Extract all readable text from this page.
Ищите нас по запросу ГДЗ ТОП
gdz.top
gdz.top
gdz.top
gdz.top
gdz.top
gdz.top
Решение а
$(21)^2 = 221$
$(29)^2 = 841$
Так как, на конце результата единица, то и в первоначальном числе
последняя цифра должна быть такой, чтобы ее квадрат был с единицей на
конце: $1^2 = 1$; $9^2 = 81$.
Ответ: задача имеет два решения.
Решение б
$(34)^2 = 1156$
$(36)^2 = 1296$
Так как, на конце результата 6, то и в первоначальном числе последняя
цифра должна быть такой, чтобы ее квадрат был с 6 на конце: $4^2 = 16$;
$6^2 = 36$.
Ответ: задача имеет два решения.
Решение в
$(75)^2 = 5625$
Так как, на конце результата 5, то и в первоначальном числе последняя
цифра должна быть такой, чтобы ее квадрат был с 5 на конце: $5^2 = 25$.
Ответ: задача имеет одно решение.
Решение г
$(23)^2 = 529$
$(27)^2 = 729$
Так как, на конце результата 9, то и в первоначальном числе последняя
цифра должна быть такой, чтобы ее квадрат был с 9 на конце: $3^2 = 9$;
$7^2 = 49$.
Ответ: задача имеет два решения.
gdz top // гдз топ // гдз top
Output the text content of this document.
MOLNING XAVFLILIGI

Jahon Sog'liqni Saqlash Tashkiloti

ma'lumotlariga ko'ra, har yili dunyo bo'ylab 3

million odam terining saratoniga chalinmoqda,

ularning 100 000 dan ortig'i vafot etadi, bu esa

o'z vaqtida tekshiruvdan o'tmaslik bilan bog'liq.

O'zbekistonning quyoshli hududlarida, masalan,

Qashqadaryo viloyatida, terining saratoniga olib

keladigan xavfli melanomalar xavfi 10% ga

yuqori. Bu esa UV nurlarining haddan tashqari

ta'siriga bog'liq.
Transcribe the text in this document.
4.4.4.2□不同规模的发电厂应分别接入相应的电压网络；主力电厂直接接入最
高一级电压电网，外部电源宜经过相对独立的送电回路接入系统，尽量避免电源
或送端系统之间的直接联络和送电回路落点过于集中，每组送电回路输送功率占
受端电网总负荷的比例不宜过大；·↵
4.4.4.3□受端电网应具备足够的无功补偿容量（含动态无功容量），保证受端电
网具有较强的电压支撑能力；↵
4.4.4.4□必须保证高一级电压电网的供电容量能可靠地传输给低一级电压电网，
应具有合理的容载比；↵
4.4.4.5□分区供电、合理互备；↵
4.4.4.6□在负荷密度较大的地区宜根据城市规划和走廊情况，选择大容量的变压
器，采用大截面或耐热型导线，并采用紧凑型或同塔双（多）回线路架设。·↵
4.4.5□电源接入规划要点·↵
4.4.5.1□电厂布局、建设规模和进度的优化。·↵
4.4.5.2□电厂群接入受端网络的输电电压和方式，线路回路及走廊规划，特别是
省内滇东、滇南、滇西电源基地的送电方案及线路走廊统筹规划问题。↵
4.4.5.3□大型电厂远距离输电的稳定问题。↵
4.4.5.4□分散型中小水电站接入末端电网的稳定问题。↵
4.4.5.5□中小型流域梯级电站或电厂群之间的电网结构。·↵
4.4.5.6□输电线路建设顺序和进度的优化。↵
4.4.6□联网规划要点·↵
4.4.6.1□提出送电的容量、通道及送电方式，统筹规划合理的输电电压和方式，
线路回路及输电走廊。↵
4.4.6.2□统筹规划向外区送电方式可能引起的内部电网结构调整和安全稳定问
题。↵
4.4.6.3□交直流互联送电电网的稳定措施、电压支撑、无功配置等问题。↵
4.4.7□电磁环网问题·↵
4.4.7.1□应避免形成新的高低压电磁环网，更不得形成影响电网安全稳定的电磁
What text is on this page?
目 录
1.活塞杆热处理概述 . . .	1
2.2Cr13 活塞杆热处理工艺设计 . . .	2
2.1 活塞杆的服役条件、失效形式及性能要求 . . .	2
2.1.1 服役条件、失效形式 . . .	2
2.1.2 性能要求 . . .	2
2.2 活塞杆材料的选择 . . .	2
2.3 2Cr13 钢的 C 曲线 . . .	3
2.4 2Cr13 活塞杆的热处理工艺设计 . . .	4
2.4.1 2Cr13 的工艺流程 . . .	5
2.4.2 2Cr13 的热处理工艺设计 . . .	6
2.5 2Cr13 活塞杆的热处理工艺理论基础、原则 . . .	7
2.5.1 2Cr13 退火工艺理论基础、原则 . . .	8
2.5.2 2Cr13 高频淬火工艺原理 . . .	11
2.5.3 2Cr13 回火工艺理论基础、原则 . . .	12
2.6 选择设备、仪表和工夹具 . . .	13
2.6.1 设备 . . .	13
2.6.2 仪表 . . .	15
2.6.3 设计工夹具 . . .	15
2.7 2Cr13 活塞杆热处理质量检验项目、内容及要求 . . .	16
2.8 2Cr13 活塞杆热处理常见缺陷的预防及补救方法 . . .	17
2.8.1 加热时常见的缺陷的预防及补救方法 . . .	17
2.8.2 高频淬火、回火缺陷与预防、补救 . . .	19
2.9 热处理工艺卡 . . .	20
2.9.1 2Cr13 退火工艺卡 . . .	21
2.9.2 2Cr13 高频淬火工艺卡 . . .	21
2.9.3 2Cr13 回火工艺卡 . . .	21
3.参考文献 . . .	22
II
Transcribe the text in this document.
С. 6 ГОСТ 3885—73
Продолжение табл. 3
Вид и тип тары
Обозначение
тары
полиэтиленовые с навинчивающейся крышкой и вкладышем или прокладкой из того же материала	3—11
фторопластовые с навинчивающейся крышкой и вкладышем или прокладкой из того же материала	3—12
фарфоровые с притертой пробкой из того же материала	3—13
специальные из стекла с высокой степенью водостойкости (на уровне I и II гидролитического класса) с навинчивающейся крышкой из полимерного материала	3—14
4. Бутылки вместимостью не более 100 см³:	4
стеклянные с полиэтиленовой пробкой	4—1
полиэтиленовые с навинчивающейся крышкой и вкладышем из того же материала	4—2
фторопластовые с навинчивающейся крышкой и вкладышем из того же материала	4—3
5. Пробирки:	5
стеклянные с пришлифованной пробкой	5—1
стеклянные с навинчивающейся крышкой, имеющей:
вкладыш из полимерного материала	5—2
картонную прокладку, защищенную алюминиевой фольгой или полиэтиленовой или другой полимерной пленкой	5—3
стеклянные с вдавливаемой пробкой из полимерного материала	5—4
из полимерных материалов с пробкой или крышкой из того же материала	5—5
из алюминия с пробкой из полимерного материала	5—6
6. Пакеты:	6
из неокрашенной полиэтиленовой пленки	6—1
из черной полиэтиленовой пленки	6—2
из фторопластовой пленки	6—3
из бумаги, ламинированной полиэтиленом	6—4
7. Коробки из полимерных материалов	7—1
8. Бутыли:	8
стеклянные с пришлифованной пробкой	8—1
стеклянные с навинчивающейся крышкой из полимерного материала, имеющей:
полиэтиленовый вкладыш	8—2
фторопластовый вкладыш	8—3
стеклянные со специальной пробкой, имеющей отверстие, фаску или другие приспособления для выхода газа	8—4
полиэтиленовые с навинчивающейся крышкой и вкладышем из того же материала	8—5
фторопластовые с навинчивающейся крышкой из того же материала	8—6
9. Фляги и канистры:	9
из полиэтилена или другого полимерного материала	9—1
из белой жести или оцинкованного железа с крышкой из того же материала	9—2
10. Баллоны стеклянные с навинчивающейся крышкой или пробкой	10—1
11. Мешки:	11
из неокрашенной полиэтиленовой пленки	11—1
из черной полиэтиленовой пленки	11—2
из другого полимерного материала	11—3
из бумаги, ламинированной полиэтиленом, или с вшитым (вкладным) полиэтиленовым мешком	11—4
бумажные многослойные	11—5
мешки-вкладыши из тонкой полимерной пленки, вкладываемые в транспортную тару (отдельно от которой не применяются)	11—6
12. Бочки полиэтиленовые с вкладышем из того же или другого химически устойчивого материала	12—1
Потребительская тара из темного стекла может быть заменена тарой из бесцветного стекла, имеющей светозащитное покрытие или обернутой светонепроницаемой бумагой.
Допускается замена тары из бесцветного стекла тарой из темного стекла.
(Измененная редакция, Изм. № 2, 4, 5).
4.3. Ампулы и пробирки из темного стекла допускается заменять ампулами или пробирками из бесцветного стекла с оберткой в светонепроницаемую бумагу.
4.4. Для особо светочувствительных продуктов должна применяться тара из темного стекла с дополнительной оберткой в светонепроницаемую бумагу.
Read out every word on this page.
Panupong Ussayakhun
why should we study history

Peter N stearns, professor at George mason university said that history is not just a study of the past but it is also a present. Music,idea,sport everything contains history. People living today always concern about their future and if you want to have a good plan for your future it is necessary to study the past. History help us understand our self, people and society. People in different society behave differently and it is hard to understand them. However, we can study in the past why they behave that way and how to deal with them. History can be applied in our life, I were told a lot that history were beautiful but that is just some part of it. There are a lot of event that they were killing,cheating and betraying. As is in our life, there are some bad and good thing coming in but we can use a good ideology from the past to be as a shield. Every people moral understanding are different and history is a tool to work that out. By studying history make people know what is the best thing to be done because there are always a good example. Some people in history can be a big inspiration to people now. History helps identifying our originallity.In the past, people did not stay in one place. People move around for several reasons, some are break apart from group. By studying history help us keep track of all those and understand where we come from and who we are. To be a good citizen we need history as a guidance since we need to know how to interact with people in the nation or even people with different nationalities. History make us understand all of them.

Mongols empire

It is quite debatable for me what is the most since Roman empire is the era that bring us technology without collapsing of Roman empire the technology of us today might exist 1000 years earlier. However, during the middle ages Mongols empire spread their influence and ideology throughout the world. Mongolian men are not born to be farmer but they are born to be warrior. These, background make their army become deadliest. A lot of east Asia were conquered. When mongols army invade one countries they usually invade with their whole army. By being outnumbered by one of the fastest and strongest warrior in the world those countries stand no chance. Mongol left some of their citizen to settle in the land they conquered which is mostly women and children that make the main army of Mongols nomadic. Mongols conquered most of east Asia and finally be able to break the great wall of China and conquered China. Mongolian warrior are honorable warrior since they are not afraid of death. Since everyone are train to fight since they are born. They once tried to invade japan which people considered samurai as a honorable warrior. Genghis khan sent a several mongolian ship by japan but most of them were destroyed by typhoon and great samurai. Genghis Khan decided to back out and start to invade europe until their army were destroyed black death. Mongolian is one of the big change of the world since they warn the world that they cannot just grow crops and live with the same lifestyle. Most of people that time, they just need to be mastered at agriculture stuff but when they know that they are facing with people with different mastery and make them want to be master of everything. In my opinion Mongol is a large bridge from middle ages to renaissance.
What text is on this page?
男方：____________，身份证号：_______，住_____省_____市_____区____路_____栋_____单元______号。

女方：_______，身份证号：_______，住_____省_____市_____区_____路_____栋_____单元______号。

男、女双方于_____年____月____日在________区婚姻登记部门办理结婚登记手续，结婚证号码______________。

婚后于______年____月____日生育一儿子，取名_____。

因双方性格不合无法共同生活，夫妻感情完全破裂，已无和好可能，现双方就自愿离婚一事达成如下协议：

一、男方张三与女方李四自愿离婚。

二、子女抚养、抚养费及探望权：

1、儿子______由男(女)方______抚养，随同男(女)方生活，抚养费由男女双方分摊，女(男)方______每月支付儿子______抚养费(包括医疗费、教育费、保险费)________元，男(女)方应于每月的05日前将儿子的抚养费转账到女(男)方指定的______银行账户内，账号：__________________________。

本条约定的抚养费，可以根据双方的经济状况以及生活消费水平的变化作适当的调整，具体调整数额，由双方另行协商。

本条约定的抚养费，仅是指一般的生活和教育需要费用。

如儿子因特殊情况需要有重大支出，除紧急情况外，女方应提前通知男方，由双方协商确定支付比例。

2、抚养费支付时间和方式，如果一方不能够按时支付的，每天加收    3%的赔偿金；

Set task
For the listing above, identify each line bearing "this".

Completed task
Extract all readable text from this page.
Output the text content of this document.
Transcribe the text in this document.
What text is on this page?
Transcribe the text in this document.
Read out every word on this page.
What text is on this page?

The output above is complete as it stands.